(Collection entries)
┄┄┄┄┄┄┄┄┄┄

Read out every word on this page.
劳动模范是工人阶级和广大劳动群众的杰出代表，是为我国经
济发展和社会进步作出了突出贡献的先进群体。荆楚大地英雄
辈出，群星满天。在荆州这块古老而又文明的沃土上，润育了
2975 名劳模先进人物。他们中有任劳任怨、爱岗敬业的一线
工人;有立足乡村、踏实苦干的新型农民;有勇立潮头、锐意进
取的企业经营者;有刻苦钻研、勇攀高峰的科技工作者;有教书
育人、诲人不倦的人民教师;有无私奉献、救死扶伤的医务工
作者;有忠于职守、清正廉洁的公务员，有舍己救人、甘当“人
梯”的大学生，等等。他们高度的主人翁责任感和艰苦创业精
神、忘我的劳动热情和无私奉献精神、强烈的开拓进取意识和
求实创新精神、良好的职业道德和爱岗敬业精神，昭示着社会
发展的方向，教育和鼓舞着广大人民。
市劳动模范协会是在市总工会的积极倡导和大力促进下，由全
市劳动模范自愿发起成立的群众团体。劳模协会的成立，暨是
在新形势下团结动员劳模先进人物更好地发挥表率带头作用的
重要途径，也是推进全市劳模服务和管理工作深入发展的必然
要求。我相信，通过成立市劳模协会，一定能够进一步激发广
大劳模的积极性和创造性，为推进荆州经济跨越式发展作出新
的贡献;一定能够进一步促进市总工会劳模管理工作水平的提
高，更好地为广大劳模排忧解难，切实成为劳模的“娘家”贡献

┄┄┄┄┄┄┄┄┄┄

» What to do: Extract the full listing and reproduce each line exactly.

» Worked solution:
Read out every word on this page.
劳动模范是工人阶级和广大劳动群众的杰出代表，是为我国经
济发展和社会进步作出了突出贡献的先进群体。荆楚大地英雄
辈出，群星满天。在荆州这块古老而又文明的沃土上，润育了
2975 名劳模先进人物。他们中有任劳任怨、爱岗敬业的一线
工人;有立足乡村、踏实苦干的新型农民;有勇立潮头、锐意进
取的企业经营者;有刻苦钻研、勇攀高峰的科技工作者;有教书
育人、诲人不倦的人民教师;有无私奉献、救死扶伤的医务工
作者;有忠于职守、清正廉洁的公务员，有舍己救人、甘当“人
梯”的大学生，等等。他们高度的主人翁责任感和艰苦创业精
神、忘我的劳动热情和无私奉献精神、强烈的开拓进取意识和
求实创新精神、良好的职业道德和爱岗敬业精神，昭示着社会
发展的方向，教育和鼓舞着广大人民。
市劳动模范协会是在市总工会的积极倡导和大力促进下，由全
市劳动模范自愿发起成立的群众团体。劳模协会的成立，暨是
在新形势下团结动员劳模先进人物更好地发挥表率带头作用的
重要途径，也是推进全市劳模服务和管理工作深入发展的必然
要求。我相信，通过成立市劳模协会，一定能够进一步激发广
大劳模的积极性和创造性，为推进荆州经济跨越式发展作出新
的贡献;一定能够进一步促进市总工会劳模管理工作水平的提
高，更好地为广大劳模排忧解难，切实成为劳模的“娘家”贡献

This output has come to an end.